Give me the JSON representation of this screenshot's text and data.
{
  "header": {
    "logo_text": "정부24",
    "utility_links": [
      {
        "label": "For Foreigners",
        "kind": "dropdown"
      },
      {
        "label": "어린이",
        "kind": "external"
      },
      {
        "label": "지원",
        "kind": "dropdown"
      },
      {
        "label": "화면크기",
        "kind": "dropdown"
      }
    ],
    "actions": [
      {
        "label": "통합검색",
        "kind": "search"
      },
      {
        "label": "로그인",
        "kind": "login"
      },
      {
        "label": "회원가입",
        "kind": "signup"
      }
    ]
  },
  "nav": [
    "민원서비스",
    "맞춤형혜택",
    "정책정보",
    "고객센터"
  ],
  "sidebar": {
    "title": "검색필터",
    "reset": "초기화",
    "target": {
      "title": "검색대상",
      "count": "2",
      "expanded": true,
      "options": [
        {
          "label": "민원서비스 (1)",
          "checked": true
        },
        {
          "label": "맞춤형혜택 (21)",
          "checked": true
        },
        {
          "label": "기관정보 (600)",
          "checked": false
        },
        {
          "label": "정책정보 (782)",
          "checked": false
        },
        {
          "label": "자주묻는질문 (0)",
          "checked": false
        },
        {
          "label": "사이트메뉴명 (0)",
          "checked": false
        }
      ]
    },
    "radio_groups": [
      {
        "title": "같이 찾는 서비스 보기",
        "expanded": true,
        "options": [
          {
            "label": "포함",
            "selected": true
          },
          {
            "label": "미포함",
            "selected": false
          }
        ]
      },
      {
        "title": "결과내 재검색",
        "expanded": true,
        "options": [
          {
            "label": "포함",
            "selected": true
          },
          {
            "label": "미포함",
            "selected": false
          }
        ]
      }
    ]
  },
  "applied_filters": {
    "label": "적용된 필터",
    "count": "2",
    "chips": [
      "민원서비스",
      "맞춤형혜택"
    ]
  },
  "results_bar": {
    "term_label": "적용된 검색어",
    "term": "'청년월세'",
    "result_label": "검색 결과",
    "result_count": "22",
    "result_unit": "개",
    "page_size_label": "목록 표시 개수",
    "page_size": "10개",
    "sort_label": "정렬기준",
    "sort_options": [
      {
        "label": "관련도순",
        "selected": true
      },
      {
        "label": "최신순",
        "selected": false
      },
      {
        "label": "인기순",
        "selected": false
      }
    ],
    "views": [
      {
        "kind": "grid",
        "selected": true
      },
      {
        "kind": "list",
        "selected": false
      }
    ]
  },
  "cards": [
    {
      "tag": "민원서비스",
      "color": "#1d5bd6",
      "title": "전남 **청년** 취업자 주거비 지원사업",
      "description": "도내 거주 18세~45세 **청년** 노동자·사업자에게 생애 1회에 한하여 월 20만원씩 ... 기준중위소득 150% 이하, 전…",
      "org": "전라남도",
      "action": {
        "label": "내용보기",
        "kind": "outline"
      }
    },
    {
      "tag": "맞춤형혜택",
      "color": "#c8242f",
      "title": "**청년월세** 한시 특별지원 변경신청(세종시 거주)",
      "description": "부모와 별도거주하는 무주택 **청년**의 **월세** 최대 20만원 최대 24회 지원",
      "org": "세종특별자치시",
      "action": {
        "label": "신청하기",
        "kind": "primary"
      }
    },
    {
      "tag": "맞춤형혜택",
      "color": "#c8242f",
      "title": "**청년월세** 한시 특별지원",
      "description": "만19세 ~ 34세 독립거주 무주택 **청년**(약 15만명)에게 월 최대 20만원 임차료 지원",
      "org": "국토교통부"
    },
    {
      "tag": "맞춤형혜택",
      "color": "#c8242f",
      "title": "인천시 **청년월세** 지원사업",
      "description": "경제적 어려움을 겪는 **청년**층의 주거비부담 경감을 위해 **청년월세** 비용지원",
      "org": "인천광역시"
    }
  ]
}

SET TASK
In the records above, collect each line with "title".

SOLUTION TO THE EXERCISE
    "title": "검색필터",
      "title": "검색대상",
        "title": "같이 찾는 서비스 보기",
        "title": "결과내 재검색",
      "title": "전남 **청년** 취업자 주거비 지원사업",
      "title": "**청년월세** 한시 특별지원 변경신청(세종시 거주)",
      "title": "**청년월세** 한시 특별지원",
      "title": "인천시 **청년월세** 지원사업",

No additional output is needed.